## Listed records
_____

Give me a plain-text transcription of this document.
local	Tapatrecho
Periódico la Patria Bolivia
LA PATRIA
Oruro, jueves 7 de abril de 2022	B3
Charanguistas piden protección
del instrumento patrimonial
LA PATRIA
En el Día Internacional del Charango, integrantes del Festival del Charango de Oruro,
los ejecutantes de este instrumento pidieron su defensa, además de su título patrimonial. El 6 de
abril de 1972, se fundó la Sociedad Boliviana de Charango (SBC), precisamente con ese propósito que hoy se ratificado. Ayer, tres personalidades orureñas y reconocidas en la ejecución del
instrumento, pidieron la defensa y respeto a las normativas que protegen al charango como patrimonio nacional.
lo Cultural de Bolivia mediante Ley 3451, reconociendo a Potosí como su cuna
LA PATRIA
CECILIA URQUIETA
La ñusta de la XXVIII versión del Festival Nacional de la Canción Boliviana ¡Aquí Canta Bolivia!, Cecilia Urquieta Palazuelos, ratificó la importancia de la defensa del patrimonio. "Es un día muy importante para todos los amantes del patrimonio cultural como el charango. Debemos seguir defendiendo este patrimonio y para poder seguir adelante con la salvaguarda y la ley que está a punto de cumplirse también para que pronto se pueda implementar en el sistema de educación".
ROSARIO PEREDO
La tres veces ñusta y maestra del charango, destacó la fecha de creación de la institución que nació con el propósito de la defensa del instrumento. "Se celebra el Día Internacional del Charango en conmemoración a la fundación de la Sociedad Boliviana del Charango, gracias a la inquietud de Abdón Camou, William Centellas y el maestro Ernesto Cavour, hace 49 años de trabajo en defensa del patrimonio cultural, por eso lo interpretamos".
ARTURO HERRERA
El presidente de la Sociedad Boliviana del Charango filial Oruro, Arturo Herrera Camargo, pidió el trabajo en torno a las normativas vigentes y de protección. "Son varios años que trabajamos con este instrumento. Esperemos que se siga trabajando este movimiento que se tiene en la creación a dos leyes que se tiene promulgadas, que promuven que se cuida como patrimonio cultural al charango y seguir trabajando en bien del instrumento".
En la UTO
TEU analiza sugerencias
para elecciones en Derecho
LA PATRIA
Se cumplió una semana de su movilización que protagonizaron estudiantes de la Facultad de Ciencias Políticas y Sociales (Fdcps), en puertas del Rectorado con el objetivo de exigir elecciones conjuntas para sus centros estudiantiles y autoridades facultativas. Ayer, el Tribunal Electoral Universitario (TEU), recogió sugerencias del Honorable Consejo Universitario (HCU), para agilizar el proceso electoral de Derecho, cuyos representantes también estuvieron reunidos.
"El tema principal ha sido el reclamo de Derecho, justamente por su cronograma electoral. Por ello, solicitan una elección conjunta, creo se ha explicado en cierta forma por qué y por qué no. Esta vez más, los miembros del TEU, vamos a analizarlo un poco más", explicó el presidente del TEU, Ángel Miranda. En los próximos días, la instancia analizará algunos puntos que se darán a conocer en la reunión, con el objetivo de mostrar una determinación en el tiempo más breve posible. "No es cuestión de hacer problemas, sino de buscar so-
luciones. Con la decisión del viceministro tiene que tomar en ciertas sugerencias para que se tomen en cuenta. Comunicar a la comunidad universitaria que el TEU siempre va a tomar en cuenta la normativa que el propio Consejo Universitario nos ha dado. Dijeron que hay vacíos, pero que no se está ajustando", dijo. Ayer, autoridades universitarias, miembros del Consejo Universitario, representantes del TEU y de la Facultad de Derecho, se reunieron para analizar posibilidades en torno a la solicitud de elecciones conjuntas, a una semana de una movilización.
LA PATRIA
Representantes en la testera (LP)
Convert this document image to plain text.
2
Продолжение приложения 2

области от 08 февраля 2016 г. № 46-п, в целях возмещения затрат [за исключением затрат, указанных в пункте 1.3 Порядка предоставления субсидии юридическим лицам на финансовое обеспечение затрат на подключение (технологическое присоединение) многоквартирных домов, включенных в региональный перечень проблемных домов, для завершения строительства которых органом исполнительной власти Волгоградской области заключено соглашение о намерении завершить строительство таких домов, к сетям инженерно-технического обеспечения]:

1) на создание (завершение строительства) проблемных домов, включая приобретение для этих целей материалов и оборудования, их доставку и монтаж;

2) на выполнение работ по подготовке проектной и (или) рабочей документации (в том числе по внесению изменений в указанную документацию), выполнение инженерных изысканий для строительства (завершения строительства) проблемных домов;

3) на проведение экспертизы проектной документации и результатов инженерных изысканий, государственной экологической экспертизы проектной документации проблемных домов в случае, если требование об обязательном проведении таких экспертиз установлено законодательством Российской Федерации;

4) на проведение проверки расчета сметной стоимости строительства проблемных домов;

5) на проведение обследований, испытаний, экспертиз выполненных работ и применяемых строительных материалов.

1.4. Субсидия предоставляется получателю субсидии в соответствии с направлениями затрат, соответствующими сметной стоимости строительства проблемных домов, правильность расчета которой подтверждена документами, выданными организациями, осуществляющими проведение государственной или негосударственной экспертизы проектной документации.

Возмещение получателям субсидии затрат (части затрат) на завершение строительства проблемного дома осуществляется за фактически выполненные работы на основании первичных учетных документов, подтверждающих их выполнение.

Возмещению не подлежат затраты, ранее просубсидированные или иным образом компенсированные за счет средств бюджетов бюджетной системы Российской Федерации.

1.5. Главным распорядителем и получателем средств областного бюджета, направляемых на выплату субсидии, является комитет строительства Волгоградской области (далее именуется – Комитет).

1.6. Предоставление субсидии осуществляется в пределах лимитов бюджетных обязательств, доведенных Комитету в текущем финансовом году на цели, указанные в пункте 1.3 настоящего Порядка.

_____

## Exercise details
Copy all lines from the material that hold "выполнение".

## Written answer
2) на выполнение работ по подготовке проектной и (или) рабочей документации (в том числе по внесению изменений в указанную документацию), выполнение инженерных изысканий для строительства (завершения строительства) проблемных домов;
Возмещение получателям субсидии затрат (части затрат) на завершение строительства проблемного дома осуществляется за фактически выполненные работы на основании первичных учетных документов, подтверждающих их выполнение.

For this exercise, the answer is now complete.